▶ _EXERCISE REQUIREMENTS_
Rewrite the lines of the listing starting with the line that contains "Text: Field lines of static fields can" and going on through the line that contains "Text: A higher", changing "density" to "concentration" and leaving everything else as it is. Give only those lines.

▶ _DATA FOR THIS TASK_
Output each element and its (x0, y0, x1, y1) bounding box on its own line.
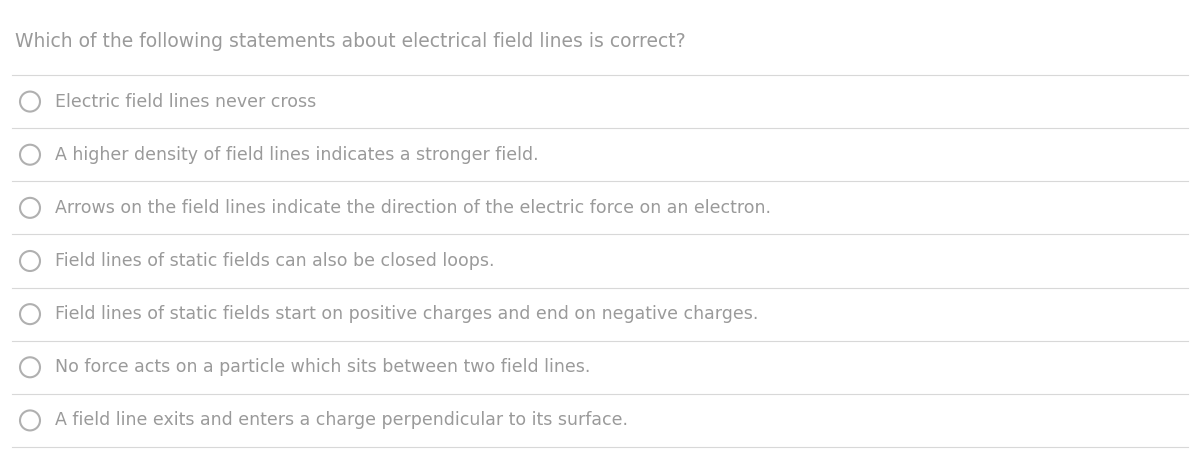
Text: Field lines of static fields can also be closed loops.: Field lines of static fields can also be… (55, 252, 494, 270)
Text: A higher density of field lines indicates a stronger field.: A higher density of field lines indicate… (55, 146, 539, 164)
Text: Arrows on the field lines indicate the direction of the electric force on an ele: Arrows on the field lines indicate the d… (55, 199, 772, 217)
Text: Field lines of static fields start on positive charges and end on negative charg: Field lines of static fields start on po… (55, 305, 758, 323)
Text: A field line exits and enters a charge perpendicular to its surface.: A field line exits and enters a charge p… (55, 411, 628, 430)
Text: Which of the following statements about electrical field lines is correct?: Which of the following statements about … (14, 32, 685, 51)
Text: No force acts on a particle which sits between two field lines.: No force acts on a particle which sits b… (55, 358, 590, 376)
Text: Electric field lines never cross: Electric field lines never cross (55, 93, 317, 111)
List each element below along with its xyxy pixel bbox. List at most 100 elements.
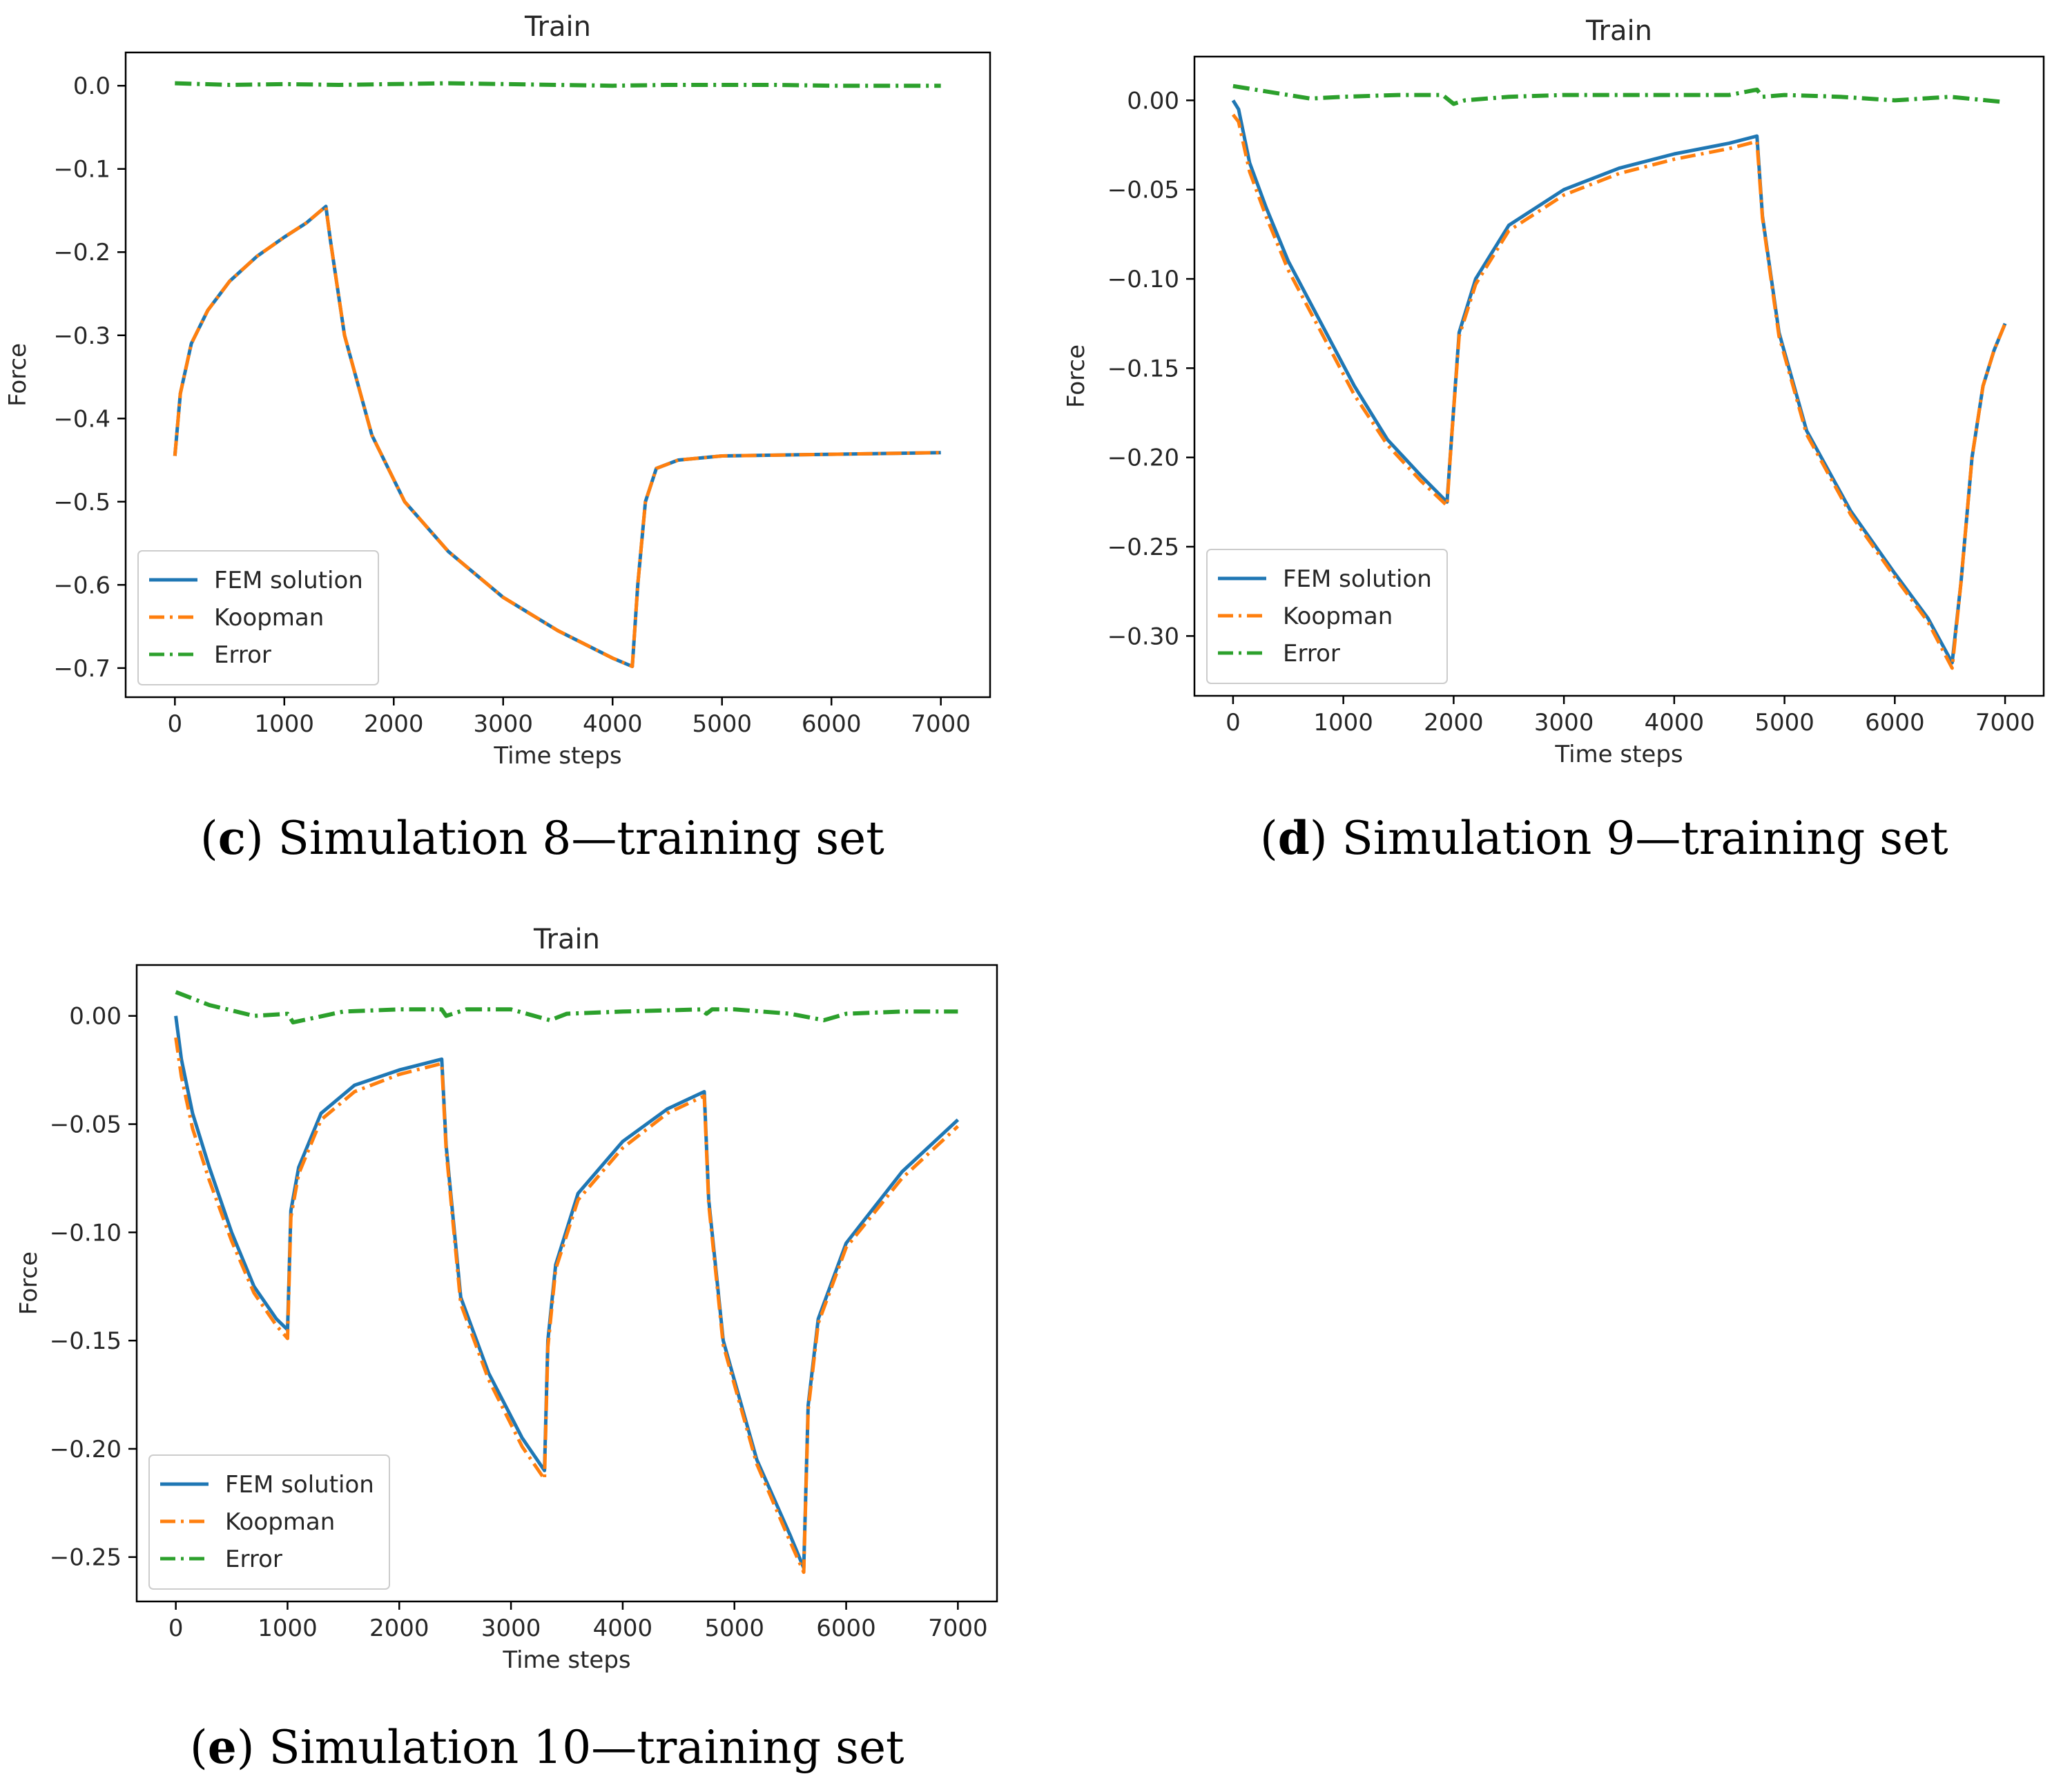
y-tick-label: −0.4 xyxy=(53,405,110,433)
chart-svg: Train 0 1000 2000 3000 4000 5000 6000 7000 0.00 −0… xyxy=(1063,15,2045,768)
x-tick-label: 5000 xyxy=(692,710,752,738)
x-tick-label: 3000 xyxy=(473,710,533,738)
legend-label: FEM solution xyxy=(225,1471,374,1499)
chart-title: Train xyxy=(1585,15,1652,47)
x-tick-label: 7000 xyxy=(928,1615,988,1642)
y-tick-label: −0.05 xyxy=(1107,177,1179,204)
legend-label: Koopman xyxy=(225,1508,335,1536)
legend: FEM solution Koopman Error xyxy=(1206,549,1448,684)
x-tick-label: 7000 xyxy=(1975,709,2035,737)
y-tick-label: −0.30 xyxy=(1107,623,1179,650)
caption-d: (d) Simulation 9—training set xyxy=(1260,811,1948,865)
legend-label: FEM solution xyxy=(1283,565,1432,593)
y-tick-label: −0.10 xyxy=(50,1219,122,1247)
series-line-koopman xyxy=(174,1037,960,1575)
caption-letter: d xyxy=(1277,811,1310,865)
x-tick-label: 3000 xyxy=(481,1615,541,1642)
caption-paren-close: ) xyxy=(245,812,264,865)
series-line-error xyxy=(175,990,958,1025)
x-tick-label: 2000 xyxy=(1424,709,1484,737)
caption-text: Simulation 9—training set xyxy=(1342,812,1948,865)
x-tick-label: 0 xyxy=(167,710,182,738)
caption-c: (c) Simulation 8—training set xyxy=(200,811,884,865)
caption-letter: c xyxy=(217,811,246,865)
x-tick-label: 6000 xyxy=(1865,709,1925,737)
axes-frame xyxy=(1193,55,2045,697)
x-tick-label: 2000 xyxy=(364,710,424,738)
y-axis-label: Force xyxy=(1063,344,1090,408)
x-tick-label: 6000 xyxy=(802,710,862,738)
legend-label: Koopman xyxy=(214,604,324,632)
y-tick-label: −0.6 xyxy=(53,572,110,599)
y-axis-label: Force xyxy=(15,1251,43,1315)
axes-frame xyxy=(135,964,998,1603)
y-tick-label: 0.00 xyxy=(1127,87,1179,115)
chart-panel-e: Train 0 1000 2000 3000 4000 5000 6000 7000 0.00 −0… xyxy=(0,904,1015,1705)
caption-text: Simulation 10—training set xyxy=(269,1721,904,1774)
x-tick-label: 5000 xyxy=(704,1615,764,1642)
y-tick-label: −0.25 xyxy=(50,1544,122,1572)
x-tick-label: 1000 xyxy=(255,710,315,738)
legend-label: Error xyxy=(225,1546,282,1573)
y-tick-label: −0.05 xyxy=(50,1111,122,1139)
y-tick-label: −0.25 xyxy=(1107,534,1179,561)
y-axis-label: Force xyxy=(4,343,32,407)
x-tick-label: 4000 xyxy=(583,710,643,738)
x-tick-label: 2000 xyxy=(369,1615,429,1642)
legend: FEM solution Koopman Error xyxy=(137,550,379,685)
legend-box xyxy=(137,550,379,685)
y-tick-label: −0.10 xyxy=(1107,266,1179,293)
y-tick-label: −0.15 xyxy=(50,1327,122,1355)
series-line-fem-solution xyxy=(174,1015,960,1570)
x-tick-label: 0 xyxy=(168,1615,184,1642)
series-line-koopman xyxy=(1231,113,2007,670)
legend: FEM solution Koopman Error xyxy=(148,1454,390,1590)
x-tick-label: 4000 xyxy=(1645,709,1705,737)
y-tick-label: −0.15 xyxy=(1107,355,1179,382)
y-tick-label: 0.00 xyxy=(69,1003,122,1031)
caption-paren-close: ) xyxy=(1309,812,1328,865)
chart-svg: Train 0 1000 2000 3000 4000 5000 6000 7000 0.0 −0.… xyxy=(4,11,991,770)
legend-label: FEM solution xyxy=(214,567,363,594)
legend-box xyxy=(1206,549,1448,684)
caption-e: (e) Simulation 10—training set xyxy=(190,1720,904,1774)
x-tick-label: 0 xyxy=(1226,709,1241,737)
x-tick-label: 1000 xyxy=(1313,709,1373,737)
caption-paren-close: ) xyxy=(236,1721,255,1774)
y-tick-label: −0.7 xyxy=(53,655,110,683)
caption-paren-open: ( xyxy=(200,812,218,865)
y-tick-label: −0.2 xyxy=(53,239,110,266)
x-tick-label: 7000 xyxy=(911,710,971,738)
legend-label: Error xyxy=(214,641,271,669)
chart-svg: Train 0 1000 2000 3000 4000 5000 6000 7000 0.00 −0… xyxy=(15,924,998,1674)
x-tick-label: 4000 xyxy=(593,1615,653,1642)
x-axis-label: Time steps xyxy=(1554,741,1683,768)
series-line-error xyxy=(175,81,941,88)
chart-panel-c: Train 0 1000 2000 3000 4000 5000 6000 7000 0.0 −0.… xyxy=(0,0,1008,787)
x-axis-label: Time steps xyxy=(502,1646,630,1674)
caption-paren-open: ( xyxy=(1260,812,1278,865)
x-tick-label: 1000 xyxy=(258,1615,318,1642)
y-tick-label: −0.20 xyxy=(50,1436,122,1463)
legend-label: Koopman xyxy=(1283,603,1393,630)
series-line-koopman xyxy=(173,204,941,668)
legend-box xyxy=(148,1454,390,1590)
x-tick-label: 6000 xyxy=(816,1615,876,1642)
x-tick-label: 5000 xyxy=(1754,709,1814,737)
x-axis-label: Time steps xyxy=(493,742,621,770)
axes-frame xyxy=(124,51,991,699)
chart-panel-d: Train 0 1000 2000 3000 4000 5000 6000 7000 0.00 −0… xyxy=(1036,0,2071,787)
chart-title: Train xyxy=(524,11,591,43)
series-line-error xyxy=(1232,84,2006,106)
y-tick-label: −0.1 xyxy=(53,156,110,184)
y-tick-label: 0.0 xyxy=(73,72,110,100)
caption-paren-open: ( xyxy=(190,1721,208,1774)
chart-title: Train xyxy=(533,924,600,955)
y-tick-label: −0.20 xyxy=(1107,445,1179,472)
series-line-fem-solution xyxy=(1231,99,2007,665)
x-tick-label: 3000 xyxy=(1534,709,1594,737)
legend-label: Error xyxy=(1283,640,1340,668)
y-tick-label: −0.3 xyxy=(53,322,110,350)
caption-text: Simulation 8—training set xyxy=(278,812,884,865)
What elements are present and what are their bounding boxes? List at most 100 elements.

▶ _OUTPUT_
Text: Field lines of static fields can also be closed loops.: Field lines of static fields can also be… (55, 252, 494, 270)
Text: A higher concentration of field lines indicates a stronger field.: A higher concentration of field lines indicate… (55, 146, 539, 164)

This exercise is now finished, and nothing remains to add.